start Extracted records

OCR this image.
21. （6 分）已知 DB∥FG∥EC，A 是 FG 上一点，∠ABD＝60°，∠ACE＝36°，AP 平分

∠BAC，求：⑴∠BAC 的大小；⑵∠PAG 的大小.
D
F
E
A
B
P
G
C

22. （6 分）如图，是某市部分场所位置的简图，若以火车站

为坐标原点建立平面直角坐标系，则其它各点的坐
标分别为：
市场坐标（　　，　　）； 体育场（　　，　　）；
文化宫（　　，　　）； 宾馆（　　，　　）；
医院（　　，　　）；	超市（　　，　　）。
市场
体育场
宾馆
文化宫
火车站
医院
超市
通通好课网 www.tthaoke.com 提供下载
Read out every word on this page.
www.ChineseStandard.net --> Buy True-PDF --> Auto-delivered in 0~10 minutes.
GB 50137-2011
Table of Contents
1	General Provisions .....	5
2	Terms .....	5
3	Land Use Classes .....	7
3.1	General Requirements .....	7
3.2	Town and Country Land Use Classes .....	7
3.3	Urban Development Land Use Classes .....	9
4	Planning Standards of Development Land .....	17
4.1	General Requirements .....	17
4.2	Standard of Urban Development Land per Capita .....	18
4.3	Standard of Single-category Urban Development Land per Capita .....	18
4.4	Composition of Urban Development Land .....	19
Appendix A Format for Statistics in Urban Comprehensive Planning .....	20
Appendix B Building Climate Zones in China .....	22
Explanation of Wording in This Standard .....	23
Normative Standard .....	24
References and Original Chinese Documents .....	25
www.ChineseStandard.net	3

end Extracted records

Above are some records; repeat all of them exactly.

OCR this image.
21. （6 分）已知 DB∥FG∥EC，A 是 FG 上一点，∠ABD＝60°，∠ACE＝36°，AP 平分

∠BAC，求：⑴∠BAC 的大小；⑵∠PAG 的大小.
D
F
E
A
B
P
G
C

22. （6 分）如图，是某市部分场所位置的简图，若以火车站

为坐标原点建立平面直角坐标系，则其它各点的坐
标分别为：
市场坐标（　　，　　）； 体育场（　　，　　）；
文化宫（　　，　　）； 宾馆（　　，　　）；
医院（　　，　　）；	超市（　　，　　）。
市场
体育场
宾馆
文化宫
火车站
医院
超市
通通好课网 www.tthaoke.com 提供下载
Read out every word on this page.
www.ChineseStandard.net --> Buy True-PDF --> Auto-delivered in 0~10 minutes.
GB 50137-2011
Table of Contents
1	General Provisions .....	5
2	Terms .....	5
3	Land Use Classes .....	7
3.1	General Requirements .....	7
3.2	Town and Country Land Use Classes .....	7
3.3	Urban Development Land Use Classes .....	9
4	Planning Standards of Development Land .....	17
4.1	General Requirements .....	17
4.2	Standard of Urban Development Land per Capita .....	18
4.3	Standard of Single-category Urban Development Land per Capita .....	18
4.4	Composition of Urban Development Land .....	19
Appendix A Format for Statistics in Urban Comprehensive Planning .....	20
Appendix B Building Climate Zones in China .....	22
Explanation of Wording in This Standard .....	23
Normative Standard .....	24
References and Original Chinese Documents .....	25
www.ChineseStandard.net	3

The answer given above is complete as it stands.